(begin)

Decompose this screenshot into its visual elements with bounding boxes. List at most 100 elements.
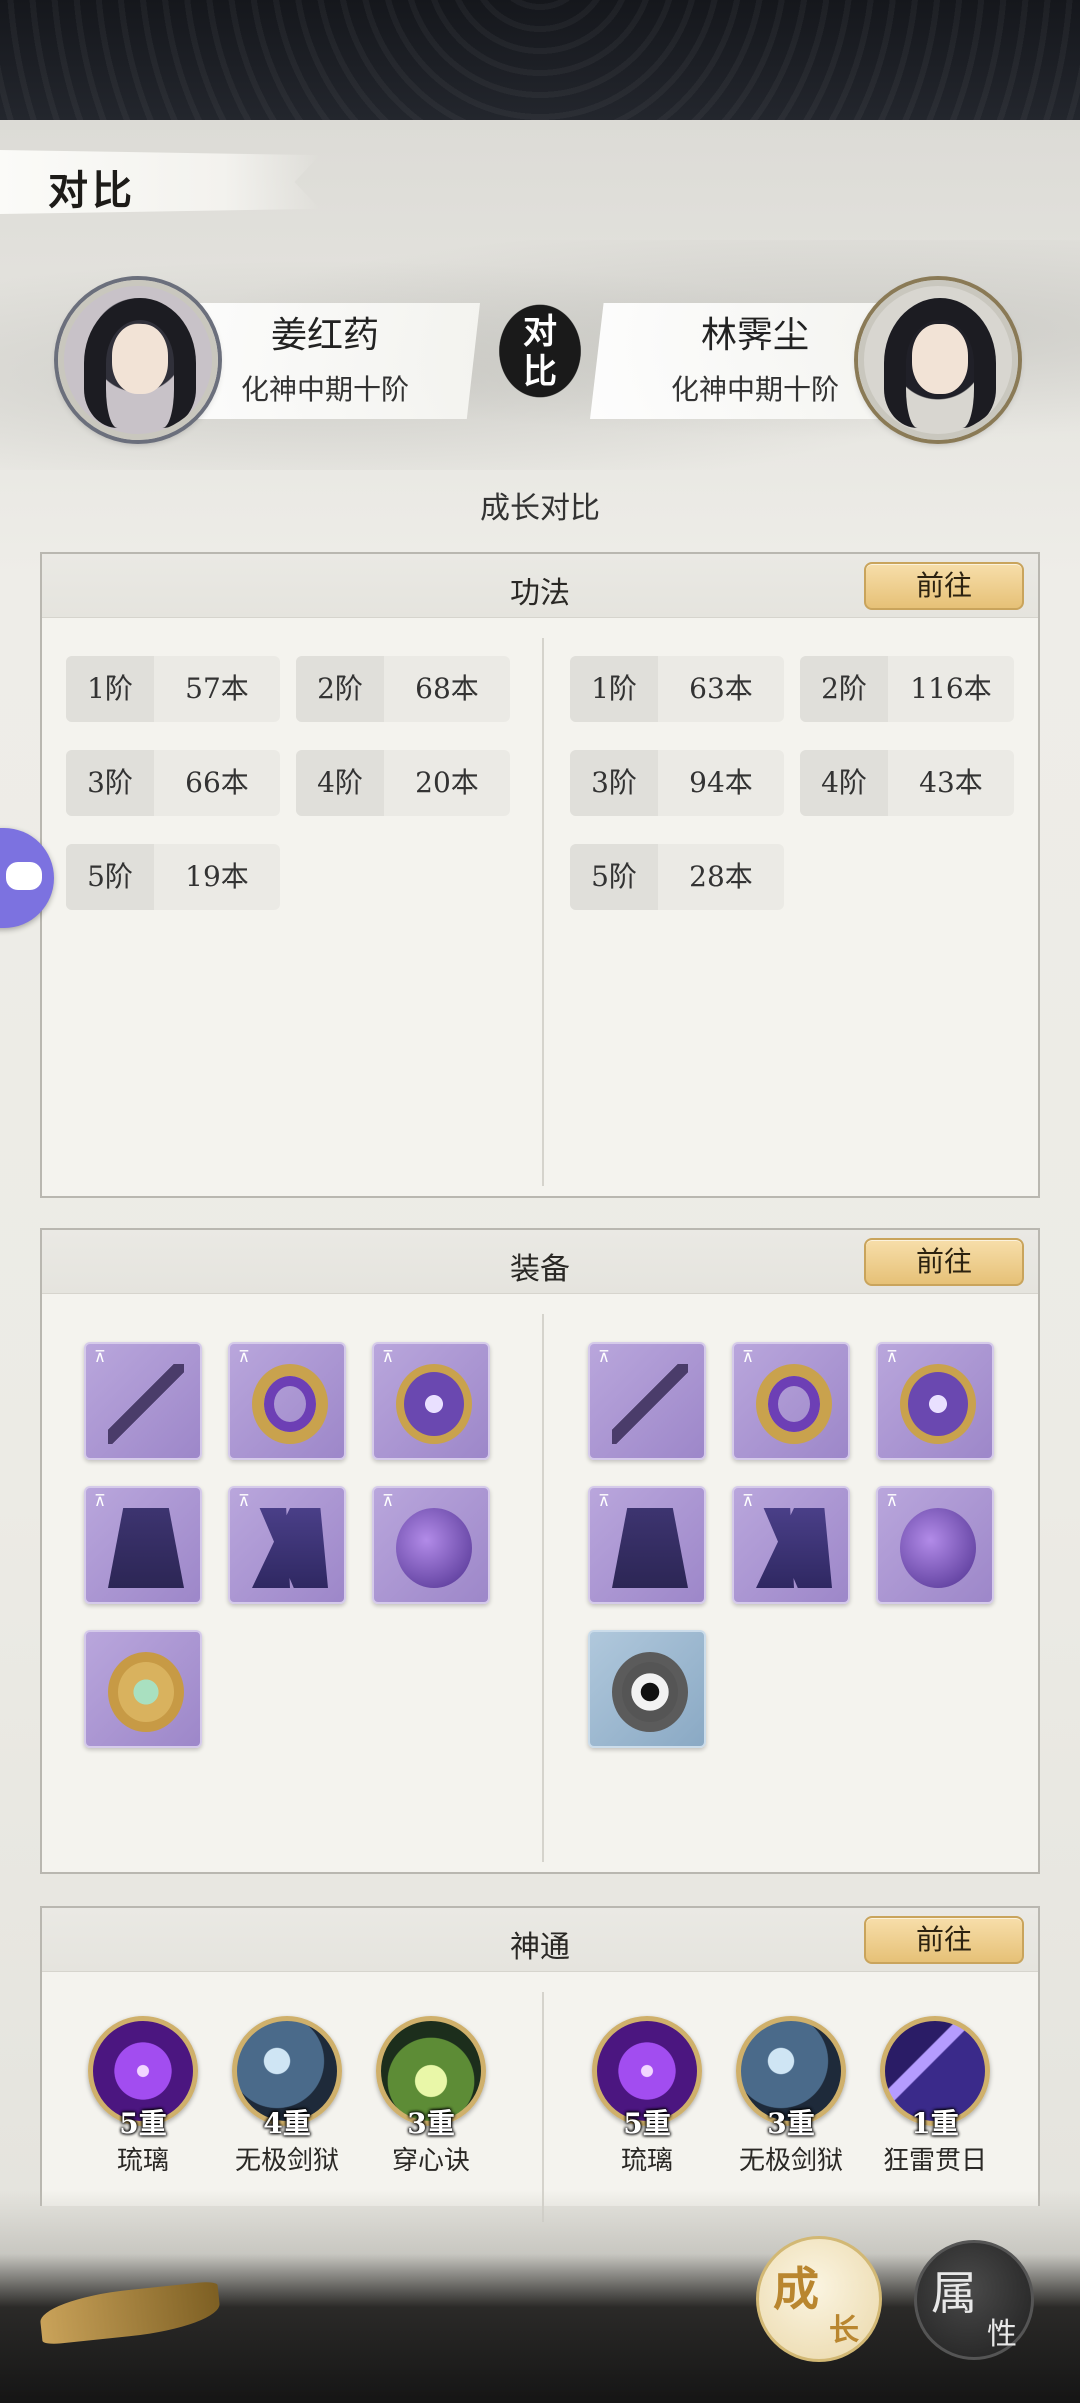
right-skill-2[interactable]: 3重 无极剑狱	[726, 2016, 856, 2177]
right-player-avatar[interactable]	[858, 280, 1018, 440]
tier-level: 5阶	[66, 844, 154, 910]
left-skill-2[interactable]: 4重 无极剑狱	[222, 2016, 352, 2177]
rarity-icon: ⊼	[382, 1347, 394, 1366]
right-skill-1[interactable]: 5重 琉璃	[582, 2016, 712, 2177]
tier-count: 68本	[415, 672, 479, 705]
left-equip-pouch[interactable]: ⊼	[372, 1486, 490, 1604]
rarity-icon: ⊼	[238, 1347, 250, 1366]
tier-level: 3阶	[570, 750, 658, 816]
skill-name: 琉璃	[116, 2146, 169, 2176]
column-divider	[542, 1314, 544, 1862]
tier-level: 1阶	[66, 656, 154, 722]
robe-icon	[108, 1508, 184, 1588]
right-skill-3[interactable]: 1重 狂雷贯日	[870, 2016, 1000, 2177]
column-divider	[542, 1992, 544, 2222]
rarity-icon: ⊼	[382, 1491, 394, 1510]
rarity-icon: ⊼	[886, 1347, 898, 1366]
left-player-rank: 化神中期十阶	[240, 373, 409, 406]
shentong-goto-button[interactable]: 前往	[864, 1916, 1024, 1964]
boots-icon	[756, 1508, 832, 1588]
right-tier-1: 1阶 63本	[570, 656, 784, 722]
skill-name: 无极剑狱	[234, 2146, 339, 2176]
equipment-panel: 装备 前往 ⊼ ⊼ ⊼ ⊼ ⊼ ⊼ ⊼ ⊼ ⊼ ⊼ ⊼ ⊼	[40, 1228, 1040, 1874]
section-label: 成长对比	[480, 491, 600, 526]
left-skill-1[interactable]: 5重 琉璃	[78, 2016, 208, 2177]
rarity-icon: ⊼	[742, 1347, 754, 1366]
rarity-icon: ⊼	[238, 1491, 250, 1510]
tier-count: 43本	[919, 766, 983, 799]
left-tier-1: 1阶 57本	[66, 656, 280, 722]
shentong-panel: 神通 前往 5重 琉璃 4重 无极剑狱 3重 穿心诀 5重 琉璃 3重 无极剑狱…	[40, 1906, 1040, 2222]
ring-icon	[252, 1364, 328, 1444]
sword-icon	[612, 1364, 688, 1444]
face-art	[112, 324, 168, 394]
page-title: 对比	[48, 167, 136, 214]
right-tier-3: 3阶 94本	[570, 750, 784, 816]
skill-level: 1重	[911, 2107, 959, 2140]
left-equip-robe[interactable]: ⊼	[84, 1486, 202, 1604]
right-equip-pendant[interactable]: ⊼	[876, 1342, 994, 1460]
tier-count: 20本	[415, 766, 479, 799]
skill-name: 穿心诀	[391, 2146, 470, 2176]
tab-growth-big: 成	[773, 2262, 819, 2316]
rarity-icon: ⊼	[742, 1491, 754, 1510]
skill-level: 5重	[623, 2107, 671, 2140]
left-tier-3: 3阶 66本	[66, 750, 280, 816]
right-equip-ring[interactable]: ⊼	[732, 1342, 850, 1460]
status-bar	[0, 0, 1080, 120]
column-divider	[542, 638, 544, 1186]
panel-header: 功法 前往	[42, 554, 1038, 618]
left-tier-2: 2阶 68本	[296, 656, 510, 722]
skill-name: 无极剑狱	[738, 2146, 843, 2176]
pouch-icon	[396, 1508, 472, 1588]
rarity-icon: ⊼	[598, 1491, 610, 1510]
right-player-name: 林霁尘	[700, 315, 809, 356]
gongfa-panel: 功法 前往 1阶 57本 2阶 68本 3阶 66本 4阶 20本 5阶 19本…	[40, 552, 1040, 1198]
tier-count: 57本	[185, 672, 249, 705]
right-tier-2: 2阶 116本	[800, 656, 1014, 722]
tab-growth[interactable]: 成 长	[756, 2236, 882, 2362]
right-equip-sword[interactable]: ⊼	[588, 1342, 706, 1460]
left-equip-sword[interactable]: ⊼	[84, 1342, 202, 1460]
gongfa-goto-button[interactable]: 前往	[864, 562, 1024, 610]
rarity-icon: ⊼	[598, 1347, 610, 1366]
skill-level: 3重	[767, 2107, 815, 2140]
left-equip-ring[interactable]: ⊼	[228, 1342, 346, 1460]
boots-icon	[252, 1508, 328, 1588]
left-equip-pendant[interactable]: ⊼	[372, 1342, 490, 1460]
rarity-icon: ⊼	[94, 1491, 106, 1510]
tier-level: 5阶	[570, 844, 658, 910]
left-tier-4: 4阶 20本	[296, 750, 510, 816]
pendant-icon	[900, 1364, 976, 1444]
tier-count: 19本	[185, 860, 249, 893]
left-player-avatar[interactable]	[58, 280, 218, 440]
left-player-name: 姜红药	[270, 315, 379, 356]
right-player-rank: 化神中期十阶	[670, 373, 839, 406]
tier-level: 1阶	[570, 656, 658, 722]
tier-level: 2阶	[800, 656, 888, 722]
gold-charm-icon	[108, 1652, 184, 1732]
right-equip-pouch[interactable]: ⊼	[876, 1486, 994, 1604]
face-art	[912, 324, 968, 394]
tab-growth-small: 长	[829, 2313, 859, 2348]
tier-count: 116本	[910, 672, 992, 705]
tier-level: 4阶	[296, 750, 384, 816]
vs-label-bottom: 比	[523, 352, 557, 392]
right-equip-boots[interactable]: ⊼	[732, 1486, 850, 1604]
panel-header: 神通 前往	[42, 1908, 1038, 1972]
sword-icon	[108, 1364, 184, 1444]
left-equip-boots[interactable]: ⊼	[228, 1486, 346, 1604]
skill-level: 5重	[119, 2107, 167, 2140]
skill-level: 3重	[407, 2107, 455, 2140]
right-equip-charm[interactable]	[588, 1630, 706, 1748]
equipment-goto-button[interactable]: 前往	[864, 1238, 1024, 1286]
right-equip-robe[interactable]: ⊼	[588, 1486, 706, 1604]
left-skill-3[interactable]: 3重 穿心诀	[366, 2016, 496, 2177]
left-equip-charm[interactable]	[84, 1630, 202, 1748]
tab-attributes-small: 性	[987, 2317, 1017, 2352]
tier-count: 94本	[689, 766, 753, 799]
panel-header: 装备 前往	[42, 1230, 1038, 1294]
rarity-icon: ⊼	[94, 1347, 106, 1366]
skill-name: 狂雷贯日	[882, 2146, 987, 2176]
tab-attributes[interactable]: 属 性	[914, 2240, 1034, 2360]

(end)

TASK PROMPT: Copy out the records from the line containing "2016, 856, 2177]" down to the line containing "1347, 250, 1366]", putting "rarity-badge" in place of each "rarity-icon" and leaving everything else unchanged.

IN RESPONSE:
right-skill-2[interactable]: 3重 无极剑狱	[726, 2016, 856, 2177]
right-player-avatar[interactable]	[858, 280, 1018, 440]
tier-level: 5阶	[66, 844, 154, 910]
left-skill-2[interactable]: 4重 无极剑狱	[222, 2016, 352, 2177]
rarity-badge: ⊼	[382, 1347, 394, 1366]
right-skill-1[interactable]: 5重 琉璃	[582, 2016, 712, 2177]
tier-count: 68本	[415, 672, 479, 705]
left-equip-pouch[interactable]: ⊼	[372, 1486, 490, 1604]
rarity-badge: ⊼	[238, 1347, 250, 1366]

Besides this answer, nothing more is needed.